● TASK REQUIREMENTS:
Look through the data below and count each line where the word "time" appears. Reply with the count alone.

● RECORDS SUPPLIED:
********************

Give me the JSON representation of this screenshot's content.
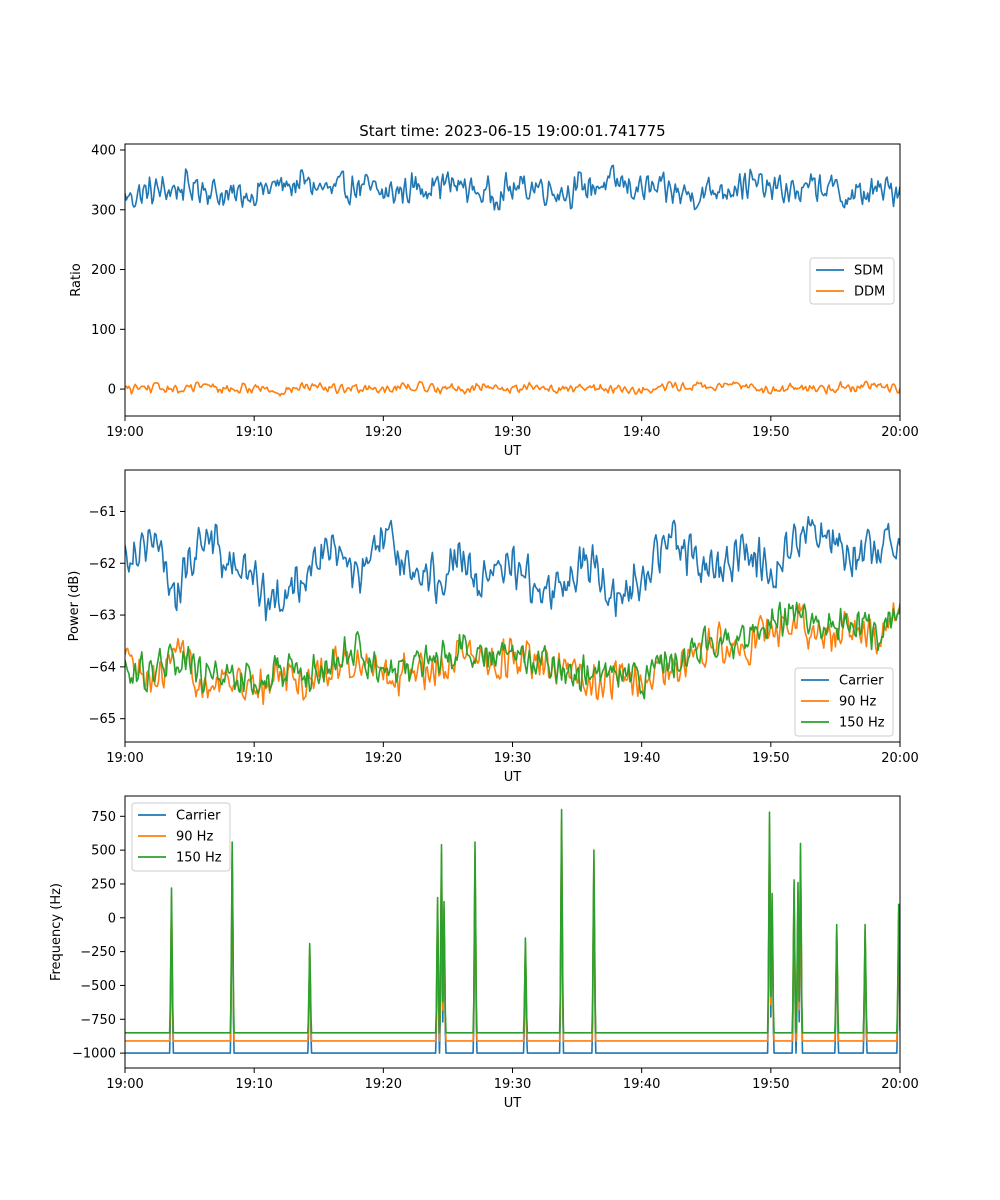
{
  "figure_title": "Start time: 2023-06-15 19:00:01.741775",
  "colors": {
    "blue": "#1f77b4",
    "orange": "#ff7f0e",
    "green": "#2ca02c"
  },
  "chart_data": [
    {
      "type": "line",
      "title": "Start time: 2023-06-15 19:00:01.741775",
      "xlabel": "UT",
      "ylabel": "Ratio",
      "x_unit": "minutes after 19:00 UT",
      "xlim": [
        0,
        60
      ],
      "ylim": [
        -45,
        410
      ],
      "xticks": [
        0,
        10,
        20,
        30,
        40,
        50,
        60
      ],
      "xtick_labels": [
        "19:00",
        "19:10",
        "19:20",
        "19:30",
        "19:40",
        "19:50",
        "20:00"
      ],
      "yticks": [
        0,
        100,
        200,
        300,
        400
      ],
      "ytick_labels": [
        "0",
        "100",
        "200",
        "300",
        "400"
      ],
      "legend_position": "center-right",
      "grid": false,
      "series": [
        {
          "name": "SDM",
          "color": "#1f77b4",
          "x": [
            0,
            2,
            4,
            6,
            8,
            10,
            12,
            14,
            16,
            18,
            20,
            22,
            24,
            26,
            28,
            30,
            32,
            34,
            36,
            38,
            40,
            42,
            44,
            46,
            48,
            50,
            52,
            54,
            56,
            58,
            60
          ],
          "y": [
            320,
            330,
            335,
            340,
            320,
            330,
            340,
            345,
            330,
            340,
            325,
            335,
            345,
            340,
            325,
            335,
            340,
            330,
            340,
            345,
            335,
            330,
            325,
            335,
            345,
            335,
            330,
            340,
            320,
            330,
            335
          ]
        },
        {
          "name": "DDM",
          "color": "#ff7f0e",
          "x": [
            0,
            2,
            4,
            6,
            8,
            10,
            12,
            14,
            16,
            18,
            20,
            22,
            24,
            26,
            28,
            30,
            32,
            34,
            36,
            38,
            40,
            42,
            44,
            46,
            48,
            50,
            52,
            54,
            56,
            58,
            60
          ],
          "y": [
            0,
            3,
            -2,
            5,
            0,
            2,
            -3,
            4,
            0,
            3,
            1,
            5,
            2,
            0,
            4,
            -1,
            3,
            0,
            2,
            1,
            -2,
            4,
            5,
            2,
            8,
            -3,
            2,
            1,
            4,
            8,
            0
          ]
        }
      ]
    },
    {
      "type": "line",
      "title": "",
      "xlabel": "UT",
      "ylabel": "Power (dB)",
      "x_unit": "minutes after 19:00 UT",
      "xlim": [
        0,
        60
      ],
      "ylim": [
        -65.45,
        -60.2
      ],
      "xticks": [
        0,
        10,
        20,
        30,
        40,
        50,
        60
      ],
      "xtick_labels": [
        "19:00",
        "19:10",
        "19:20",
        "19:30",
        "19:40",
        "19:50",
        "20:00"
      ],
      "yticks": [
        -65,
        -64,
        -63,
        -62,
        -61
      ],
      "ytick_labels": [
        "−65",
        "−64",
        "−63",
        "−62",
        "−61"
      ],
      "legend_position": "lower-right",
      "grid": false,
      "series": [
        {
          "name": "Carrier",
          "color": "#1f77b4",
          "x": [
            0,
            2,
            4,
            6,
            8,
            10,
            12,
            14,
            16,
            18,
            20,
            22,
            24,
            26,
            28,
            30,
            32,
            34,
            36,
            38,
            40,
            42,
            44,
            46,
            48,
            50,
            52,
            54,
            56,
            58,
            60
          ],
          "y": [
            -61.8,
            -61.5,
            -62.6,
            -61.4,
            -62.0,
            -62.3,
            -62.9,
            -62.1,
            -61.6,
            -62.4,
            -61.5,
            -62.0,
            -62.3,
            -61.8,
            -62.5,
            -61.9,
            -62.6,
            -62.4,
            -61.9,
            -62.7,
            -62.2,
            -61.6,
            -61.8,
            -62.2,
            -61.7,
            -62.1,
            -61.5,
            -61.4,
            -61.7,
            -61.9,
            -61.3
          ]
        },
        {
          "name": "90 Hz",
          "color": "#ff7f0e",
          "x": [
            0,
            2,
            4,
            6,
            8,
            10,
            12,
            14,
            16,
            18,
            20,
            22,
            24,
            26,
            28,
            30,
            32,
            34,
            36,
            38,
            40,
            42,
            44,
            46,
            48,
            50,
            52,
            54,
            56,
            58,
            60
          ],
          "y": [
            -63.9,
            -64.4,
            -63.8,
            -64.3,
            -64.2,
            -64.5,
            -64.1,
            -64.3,
            -64.0,
            -63.8,
            -64.2,
            -64.1,
            -64.0,
            -63.7,
            -63.9,
            -63.8,
            -64.0,
            -64.1,
            -64.3,
            -64.2,
            -64.4,
            -64.0,
            -63.8,
            -63.5,
            -63.6,
            -63.3,
            -63.1,
            -63.4,
            -63.2,
            -63.5,
            -63.0
          ]
        },
        {
          "name": "150 Hz",
          "color": "#2ca02c",
          "x": [
            0,
            2,
            4,
            6,
            8,
            10,
            12,
            14,
            16,
            18,
            20,
            22,
            24,
            26,
            28,
            30,
            32,
            34,
            36,
            38,
            40,
            42,
            44,
            46,
            48,
            50,
            52,
            54,
            56,
            58,
            60
          ],
          "y": [
            -64.0,
            -64.2,
            -63.7,
            -64.2,
            -64.1,
            -64.4,
            -64.0,
            -64.2,
            -63.9,
            -63.7,
            -64.1,
            -64.0,
            -63.8,
            -63.6,
            -63.8,
            -63.7,
            -63.9,
            -64.0,
            -64.2,
            -64.1,
            -64.3,
            -63.9,
            -63.7,
            -63.4,
            -63.5,
            -63.2,
            -63.0,
            -63.3,
            -63.1,
            -63.4,
            -62.9
          ]
        }
      ]
    },
    {
      "type": "line",
      "title": "",
      "xlabel": "UT",
      "ylabel": "Frequency (Hz)",
      "x_unit": "minutes after 19:00 UT",
      "xlim": [
        0,
        60
      ],
      "ylim": [
        -1110,
        900
      ],
      "xticks": [
        0,
        10,
        20,
        30,
        40,
        50,
        60
      ],
      "xtick_labels": [
        "19:00",
        "19:10",
        "19:20",
        "19:30",
        "19:40",
        "19:50",
        "20:00"
      ],
      "yticks": [
        -1000,
        -750,
        -500,
        -250,
        0,
        250,
        500,
        750
      ],
      "ytick_labels": [
        "−1000",
        "−750",
        "−500",
        "−250",
        "0",
        "250",
        "500",
        "750"
      ],
      "legend_position": "upper-left",
      "grid": false,
      "baselines": {
        "Carrier": -1000,
        "90 Hz": -910,
        "150 Hz": -850
      },
      "spikes": [
        {
          "x": 3.6,
          "y": 220
        },
        {
          "x": 8.3,
          "y": 560
        },
        {
          "x": 14.3,
          "y": -190
        },
        {
          "x": 24.2,
          "y": 150
        },
        {
          "x": 24.5,
          "y": 540
        },
        {
          "x": 24.7,
          "y": 120
        },
        {
          "x": 27.1,
          "y": 560
        },
        {
          "x": 31.0,
          "y": -150
        },
        {
          "x": 33.8,
          "y": 800
        },
        {
          "x": 36.3,
          "y": 500
        },
        {
          "x": 49.9,
          "y": 780
        },
        {
          "x": 50.1,
          "y": 180
        },
        {
          "x": 51.8,
          "y": 280
        },
        {
          "x": 52.1,
          "y": 260
        },
        {
          "x": 52.3,
          "y": 550
        },
        {
          "x": 55.1,
          "y": -50
        },
        {
          "x": 57.3,
          "y": -50
        },
        {
          "x": 59.9,
          "y": 100
        }
      ],
      "series": [
        {
          "name": "Carrier",
          "color": "#1f77b4"
        },
        {
          "name": "90 Hz",
          "color": "#ff7f0e"
        },
        {
          "name": "150 Hz",
          "color": "#2ca02c"
        }
      ]
    }
  ]
}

********************

● SOLUTION TO THIS PROBLEM:
2